◆ **Short task**
Omit the images. Copy each entry word for word.

◆ **Supplied material**
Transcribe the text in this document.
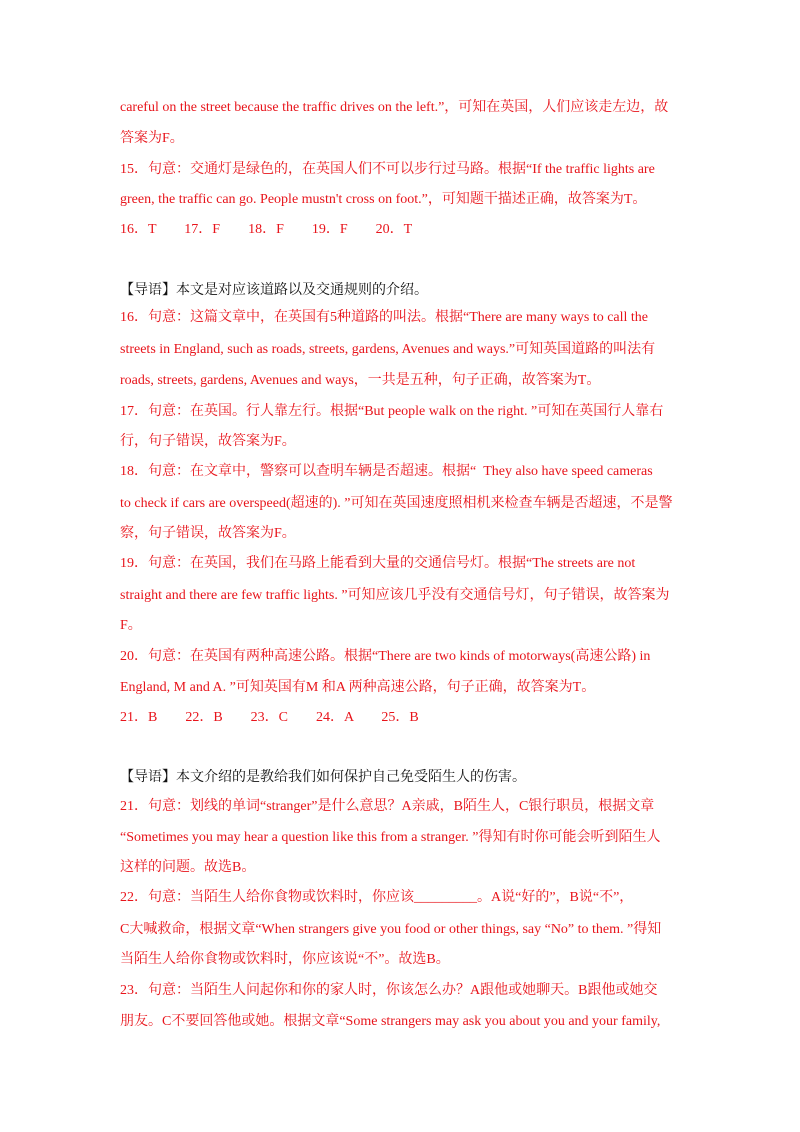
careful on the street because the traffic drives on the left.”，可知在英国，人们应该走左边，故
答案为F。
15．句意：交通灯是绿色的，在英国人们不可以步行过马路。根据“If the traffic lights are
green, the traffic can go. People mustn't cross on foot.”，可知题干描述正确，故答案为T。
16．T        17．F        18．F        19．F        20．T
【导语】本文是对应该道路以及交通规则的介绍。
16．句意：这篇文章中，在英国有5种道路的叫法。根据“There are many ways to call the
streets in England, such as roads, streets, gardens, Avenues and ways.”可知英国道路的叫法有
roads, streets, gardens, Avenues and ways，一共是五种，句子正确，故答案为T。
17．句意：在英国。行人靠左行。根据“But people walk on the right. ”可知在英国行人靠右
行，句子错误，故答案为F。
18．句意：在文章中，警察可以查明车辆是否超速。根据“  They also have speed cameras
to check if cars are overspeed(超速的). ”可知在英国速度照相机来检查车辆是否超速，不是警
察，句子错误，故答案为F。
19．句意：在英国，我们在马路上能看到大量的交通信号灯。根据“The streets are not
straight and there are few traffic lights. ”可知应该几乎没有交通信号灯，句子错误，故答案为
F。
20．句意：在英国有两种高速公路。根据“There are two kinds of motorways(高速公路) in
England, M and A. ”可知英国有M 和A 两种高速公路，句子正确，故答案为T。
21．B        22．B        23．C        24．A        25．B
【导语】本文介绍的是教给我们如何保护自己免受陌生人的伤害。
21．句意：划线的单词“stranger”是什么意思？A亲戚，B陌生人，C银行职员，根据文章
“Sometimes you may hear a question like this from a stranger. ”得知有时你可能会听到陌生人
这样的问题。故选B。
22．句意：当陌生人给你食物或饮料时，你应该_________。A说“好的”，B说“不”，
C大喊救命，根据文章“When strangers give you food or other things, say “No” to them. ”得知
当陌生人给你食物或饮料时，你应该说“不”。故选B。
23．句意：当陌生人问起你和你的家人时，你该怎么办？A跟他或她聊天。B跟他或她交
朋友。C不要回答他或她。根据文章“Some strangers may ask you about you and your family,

◆ **Reply**
Transcribe the text in this document.
careful on the street because the traffic drives on the left.”，可知在英国，人们应该走左边，故
答案为F。
15．句意：交通灯是绿色的，在英国人们不可以步行过马路。根据“If the traffic lights are
green, the traffic can go. People mustn't cross on foot.”，可知题干描述正确，故答案为T。
16．T        17．F        18．F        19．F        20．T
【导语】本文是对应该道路以及交通规则的介绍。
16．句意：这篇文章中，在英国有5种道路的叫法。根据“There are many ways to call the
streets in England, such as roads, streets, gardens, Avenues and ways.”可知英国道路的叫法有
roads, streets, gardens, Avenues and ways，一共是五种，句子正确，故答案为T。
17．句意：在英国。行人靠左行。根据“But people walk on the right. ”可知在英国行人靠右
行，句子错误，故答案为F。
18．句意：在文章中，警察可以查明车辆是否超速。根据“  They also have speed cameras
to check if cars are overspeed(超速的). ”可知在英国速度照相机来检查车辆是否超速，不是警
察，句子错误，故答案为F。
19．句意：在英国，我们在马路上能看到大量的交通信号灯。根据“The streets are not
straight and there are few traffic lights. ”可知应该几乎没有交通信号灯，句子错误，故答案为
F。
20．句意：在英国有两种高速公路。根据“There are two kinds of motorways(高速公路) in
England, M and A. ”可知英国有M 和A 两种高速公路，句子正确，故答案为T。
21．B        22．B        23．C        24．A        25．B
【导语】本文介绍的是教给我们如何保护自己免受陌生人的伤害。
21．句意：划线的单词“stranger”是什么意思？A亲戚，B陌生人，C银行职员，根据文章
“Sometimes you may hear a question like this from a stranger. ”得知有时你可能会听到陌生人
这样的问题。故选B。
22．句意：当陌生人给你食物或饮料时，你应该_________。A说“好的”，B说“不”，
C大喊救命，根据文章“When strangers give you food or other things, say “No” to them. ”得知
当陌生人给你食物或饮料时，你应该说“不”。故选B。
23．句意：当陌生人问起你和你的家人时，你该怎么办？A跟他或她聊天。B跟他或她交
朋友。C不要回答他或她。根据文章“Some strangers may ask you about you and your family,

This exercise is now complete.